··· Supplied material

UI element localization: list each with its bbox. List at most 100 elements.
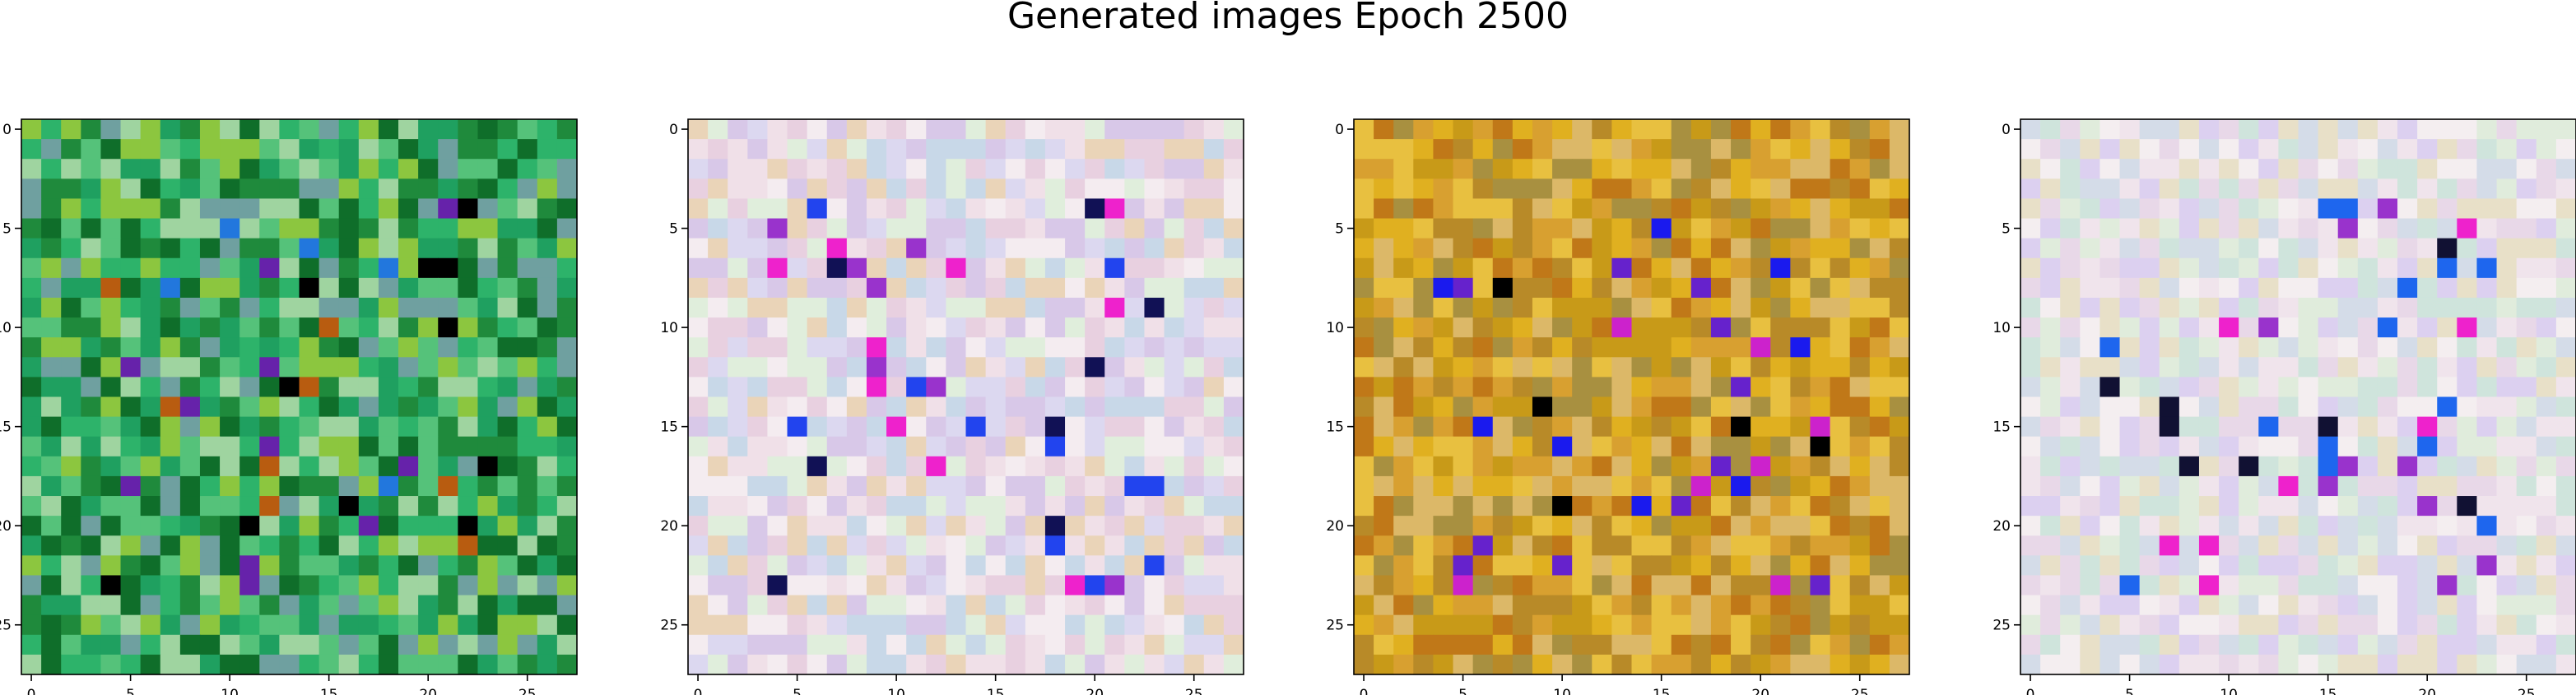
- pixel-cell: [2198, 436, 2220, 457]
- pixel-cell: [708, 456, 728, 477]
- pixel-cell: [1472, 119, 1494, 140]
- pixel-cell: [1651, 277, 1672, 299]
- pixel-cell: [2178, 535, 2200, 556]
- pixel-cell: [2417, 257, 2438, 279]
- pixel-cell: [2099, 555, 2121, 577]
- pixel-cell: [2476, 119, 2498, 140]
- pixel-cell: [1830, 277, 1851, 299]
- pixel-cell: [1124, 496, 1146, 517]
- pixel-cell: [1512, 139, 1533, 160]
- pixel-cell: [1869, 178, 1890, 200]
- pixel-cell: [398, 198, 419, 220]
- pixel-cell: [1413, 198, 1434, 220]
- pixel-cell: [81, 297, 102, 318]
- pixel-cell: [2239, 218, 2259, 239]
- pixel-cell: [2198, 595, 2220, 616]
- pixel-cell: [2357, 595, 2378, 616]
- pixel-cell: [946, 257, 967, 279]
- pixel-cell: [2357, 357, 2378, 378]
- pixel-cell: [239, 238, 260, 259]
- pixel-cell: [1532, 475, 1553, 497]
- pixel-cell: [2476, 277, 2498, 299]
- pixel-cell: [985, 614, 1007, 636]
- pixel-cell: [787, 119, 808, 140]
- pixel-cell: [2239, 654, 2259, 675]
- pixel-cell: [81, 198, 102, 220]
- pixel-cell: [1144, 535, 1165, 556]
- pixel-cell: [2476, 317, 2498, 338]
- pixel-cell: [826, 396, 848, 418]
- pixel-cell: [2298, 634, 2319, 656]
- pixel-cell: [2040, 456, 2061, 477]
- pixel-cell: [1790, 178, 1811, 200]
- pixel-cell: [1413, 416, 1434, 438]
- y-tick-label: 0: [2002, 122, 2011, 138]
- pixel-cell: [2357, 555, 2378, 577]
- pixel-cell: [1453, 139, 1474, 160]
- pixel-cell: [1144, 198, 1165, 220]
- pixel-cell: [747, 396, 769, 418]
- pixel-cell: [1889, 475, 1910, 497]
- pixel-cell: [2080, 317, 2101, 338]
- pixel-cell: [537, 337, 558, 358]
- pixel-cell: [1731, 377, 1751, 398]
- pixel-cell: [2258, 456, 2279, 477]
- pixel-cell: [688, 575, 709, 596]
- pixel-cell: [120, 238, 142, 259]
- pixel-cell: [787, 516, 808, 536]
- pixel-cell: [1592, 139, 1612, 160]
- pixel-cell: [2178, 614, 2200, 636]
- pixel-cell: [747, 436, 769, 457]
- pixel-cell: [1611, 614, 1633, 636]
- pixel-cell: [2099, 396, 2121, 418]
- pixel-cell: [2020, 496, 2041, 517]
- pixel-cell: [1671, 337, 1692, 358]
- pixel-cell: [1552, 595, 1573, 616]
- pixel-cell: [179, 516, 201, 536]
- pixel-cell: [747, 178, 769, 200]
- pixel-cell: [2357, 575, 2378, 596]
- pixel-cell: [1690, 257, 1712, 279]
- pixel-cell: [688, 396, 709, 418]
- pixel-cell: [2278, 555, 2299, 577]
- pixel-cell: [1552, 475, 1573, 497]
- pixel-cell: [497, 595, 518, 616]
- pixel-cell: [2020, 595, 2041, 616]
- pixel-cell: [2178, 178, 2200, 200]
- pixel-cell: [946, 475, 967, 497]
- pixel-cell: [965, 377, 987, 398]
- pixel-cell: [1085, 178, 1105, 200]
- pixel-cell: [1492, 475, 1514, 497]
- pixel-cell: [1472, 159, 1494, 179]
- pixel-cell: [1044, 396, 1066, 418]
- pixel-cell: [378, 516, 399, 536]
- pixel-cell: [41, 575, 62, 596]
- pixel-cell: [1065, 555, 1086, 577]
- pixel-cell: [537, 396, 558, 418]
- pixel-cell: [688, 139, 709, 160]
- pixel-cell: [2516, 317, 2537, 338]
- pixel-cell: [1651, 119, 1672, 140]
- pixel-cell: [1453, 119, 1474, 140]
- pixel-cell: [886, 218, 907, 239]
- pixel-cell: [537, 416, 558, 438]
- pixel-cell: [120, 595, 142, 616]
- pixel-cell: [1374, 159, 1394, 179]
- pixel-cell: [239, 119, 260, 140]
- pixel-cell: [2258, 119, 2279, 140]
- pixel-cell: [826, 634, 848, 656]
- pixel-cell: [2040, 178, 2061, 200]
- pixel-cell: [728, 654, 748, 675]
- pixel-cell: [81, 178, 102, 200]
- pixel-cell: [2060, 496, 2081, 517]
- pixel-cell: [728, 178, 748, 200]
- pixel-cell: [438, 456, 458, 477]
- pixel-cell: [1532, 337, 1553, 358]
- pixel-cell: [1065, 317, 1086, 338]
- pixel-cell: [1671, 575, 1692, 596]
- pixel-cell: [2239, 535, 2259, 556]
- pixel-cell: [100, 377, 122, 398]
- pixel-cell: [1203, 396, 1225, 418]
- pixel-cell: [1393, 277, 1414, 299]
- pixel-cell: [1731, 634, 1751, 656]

······
··· Supplied material

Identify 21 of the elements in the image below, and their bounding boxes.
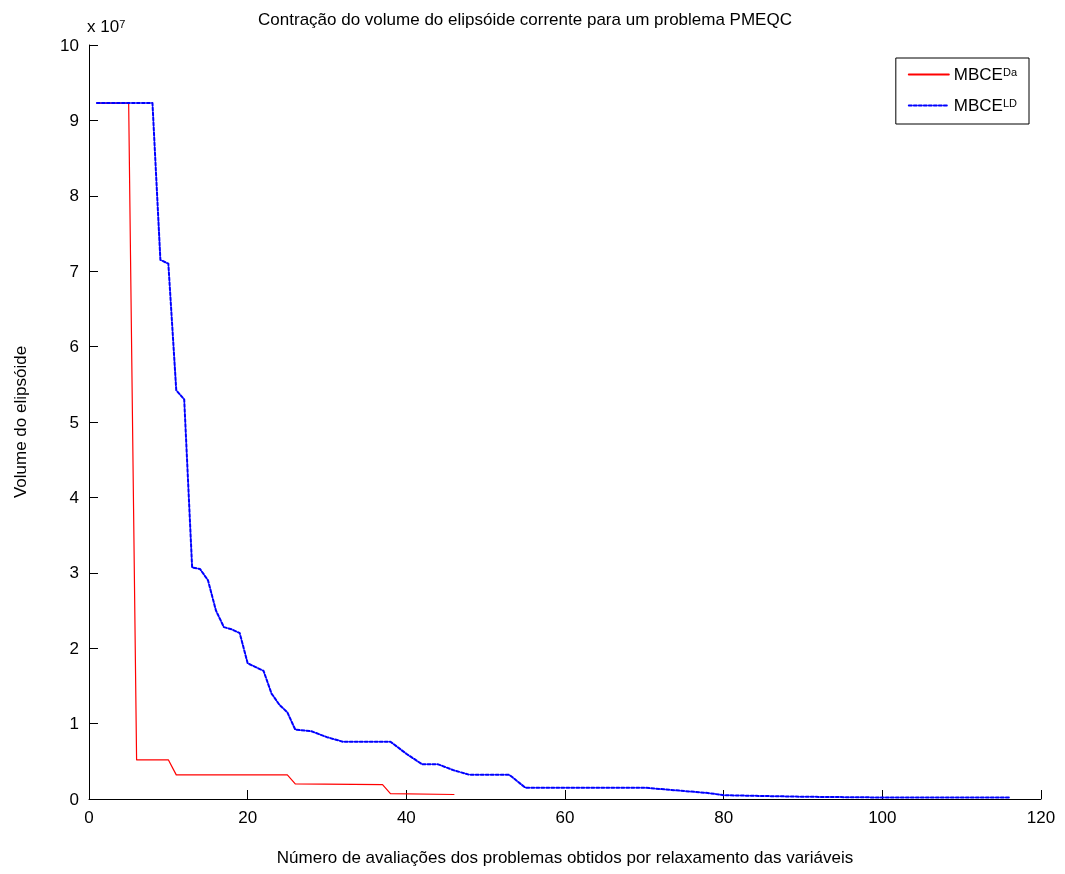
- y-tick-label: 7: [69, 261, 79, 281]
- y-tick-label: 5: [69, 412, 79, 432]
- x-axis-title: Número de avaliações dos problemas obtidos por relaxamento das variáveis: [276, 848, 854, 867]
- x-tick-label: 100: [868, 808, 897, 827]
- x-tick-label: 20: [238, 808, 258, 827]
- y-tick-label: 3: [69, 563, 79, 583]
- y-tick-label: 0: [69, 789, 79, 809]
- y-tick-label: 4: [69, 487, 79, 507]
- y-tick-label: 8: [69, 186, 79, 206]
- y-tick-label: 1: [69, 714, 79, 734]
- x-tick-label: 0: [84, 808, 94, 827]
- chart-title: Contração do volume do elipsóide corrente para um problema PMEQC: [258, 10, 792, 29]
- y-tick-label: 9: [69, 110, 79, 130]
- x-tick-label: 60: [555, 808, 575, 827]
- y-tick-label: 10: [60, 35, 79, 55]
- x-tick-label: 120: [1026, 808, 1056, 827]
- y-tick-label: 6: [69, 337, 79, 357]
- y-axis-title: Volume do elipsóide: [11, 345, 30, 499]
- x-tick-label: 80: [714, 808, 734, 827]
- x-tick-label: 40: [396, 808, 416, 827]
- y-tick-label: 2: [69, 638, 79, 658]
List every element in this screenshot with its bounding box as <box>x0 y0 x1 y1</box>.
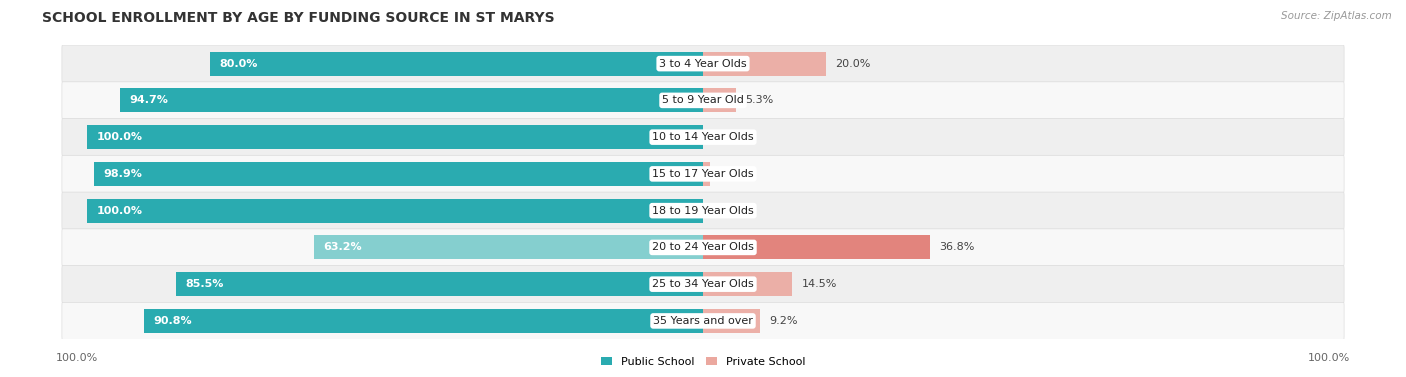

······
··· Supplied material

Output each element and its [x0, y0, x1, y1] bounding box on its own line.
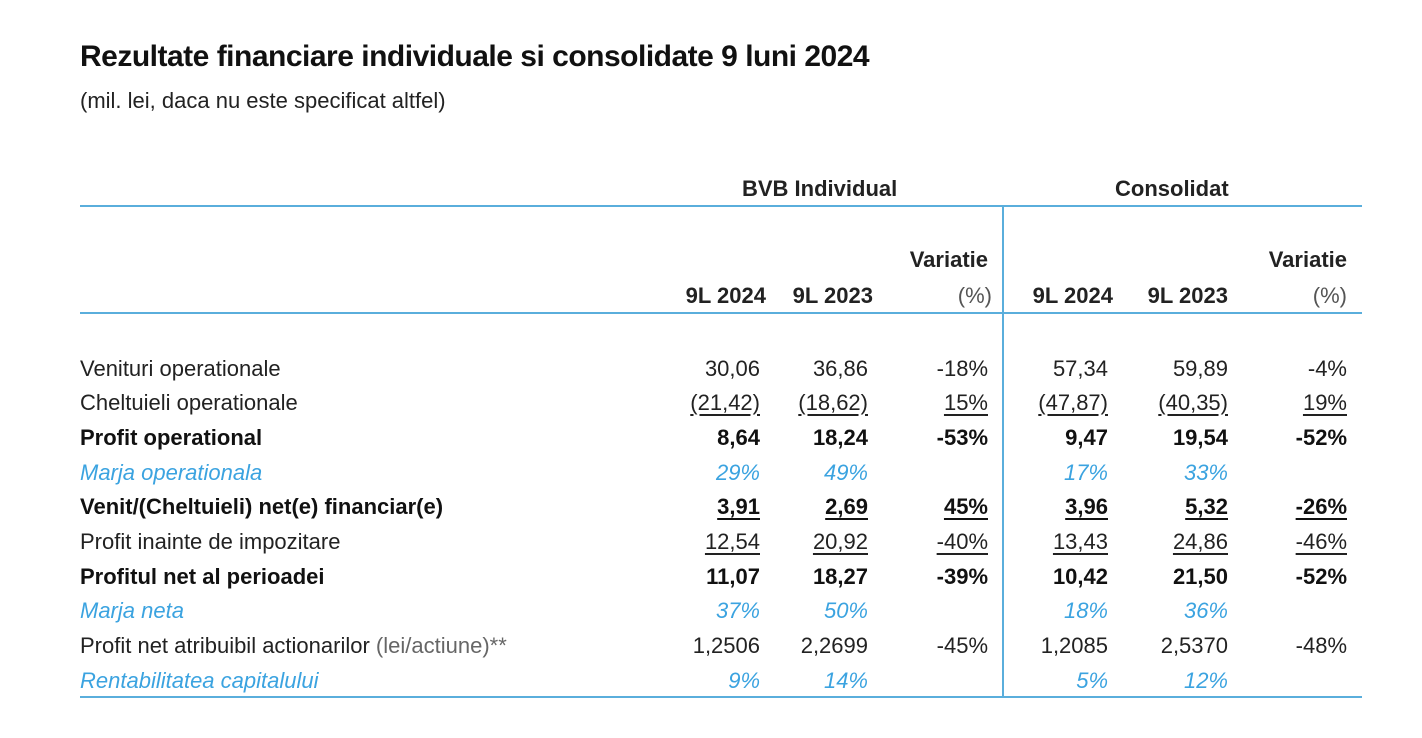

······

◆ Given exercise: Please copy everything in the data from the line containing "UI element localization: list" down to the line containing "- pixel-cell: [985, 614, 1007, 636]", both lines included, and scale each box coordinate by 0.6, rounding to whole numbers with halves rounded up. Keep the request wording and its numbers unchanged, and leave the pictures out.

◆ Response to this task:
UI element localization: list each with its bbox. List at most 100 elements.
- pixel-cell: [1319, 262, 1332, 274]
- pixel-cell: [425, 274, 437, 286]
- pixel-cell: [883, 71, 896, 84]
- pixel-cell: [991, 166, 1003, 179]
- pixel-cell: [1307, 321, 1320, 334]
- pixel-cell: [1450, 154, 1463, 167]
- pixel-cell: [1259, 333, 1273, 346]
- pixel-cell: [1486, 71, 1499, 84]
- pixel-cell: [1098, 166, 1111, 179]
- pixel-cell: [674, 298, 688, 310]
- pixel-cell: [907, 83, 920, 96]
- pixel-cell: [1121, 107, 1134, 120]
- pixel-cell: [239, 119, 251, 132]
- pixel-cell: [848, 119, 860, 132]
- pixel-cell: [49, 178, 61, 191]
- pixel-cell: [1343, 131, 1355, 143]
- pixel-cell: [1319, 357, 1332, 370]
- pixel-cell: [1414, 357, 1427, 370]
- pixel-cell: [568, 154, 580, 167]
- pixel-cell: [1414, 214, 1427, 227]
- pixel-cell: [143, 143, 156, 155]
- pixel-cell: [919, 285, 932, 298]
- pixel-cell: [1486, 166, 1499, 179]
- pixel-cell: [591, 368, 604, 382]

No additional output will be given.